• **Extrait du texte**:
= = =

Comme le dit l'émission, ce livre est aussi un livre sur le dégoût du journalisme. Mais ce qui n'est pas dit dans l'émission mais qui est patent dans le livre c'est qu'il s'agit d'un livre sur qui dénonce également une forme de journalisme d'investigation telle que pratiquée à Médiapart.

Je sais que maintenant ce sont des amis, que Plenel et DS se font des bisous en se promenant sur des chemins couverts de pétales de roses, mais une question spécifique sur la nature de l'investigation à Mediapart n'aurait pas été de trop.

Sinon le bouquin est très bien et David Dufresne est quelqu'un qui doute, c'est assez rare aujourd'hui.
O vous comprend très bien.

Je suis d'accord avec bien sûr qu'on a arrêté Coupat pour ses idées,et heureusement qu'il y a des gens comme qui bouste l'endormissement général..

= = =

• **Extrait des données**:

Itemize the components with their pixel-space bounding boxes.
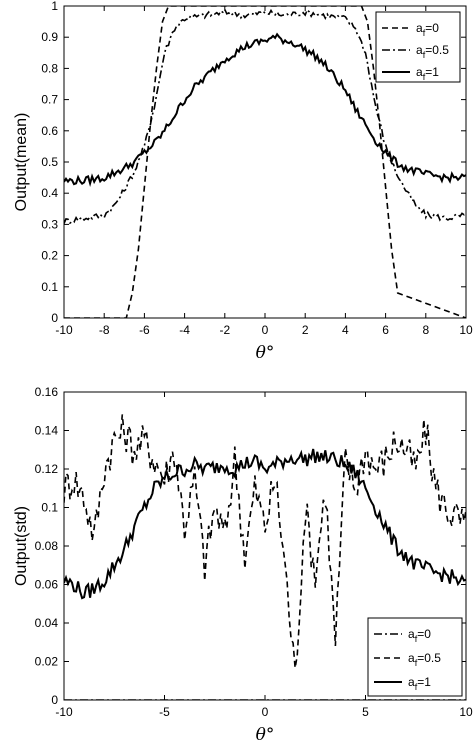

= = =

• **Consignes**:
a) Renvoyez sans rien modifier le passage du texte qui va de "Comme le dit" jusqu'à "comprend très bien.".
b) Répondez brièvement à ces questions sur le texte :
(i) D'après le texte, sur quoi porte aussi ce livre, comme le dit l'émission ?
(ii) Quelles deux personnes sont présentées comme étant maintenant des amis ?
(iii) Quelle qualité le texte attribue-t-il à David Dufresne ?

• **Corrigé**:
a)
Comme le dit l'émission, ce livre est aussi un livre sur le dégoût du journalisme. Mais ce qui n'est pas dit dans l'émission mais qui est patent dans le livre c'est qu'il s'agit d'un livre sur qui dénonce également une forme de journalisme d'investigation telle que pratiquée à Médiapart.

Je sais que maintenant ce sont des amis, que Plenel et DS se font des bisous en se promenant sur des chemins couverts de pétales de roses, mais une question spécifique sur la nature de l'investigation à Mediapart n'aurait pas été de trop.

Sinon le bouquin est très bien et David Dufresne est quelqu'un qui doute, c'est assez rare aujourd'hui.
O vous comprend très bien.

b)
(i) Sur le dégoût du journalisme.
(ii) Plenel et DS.
(iii) C'est quelqu'un qui doute, ce qui est assez rare aujourd'hui.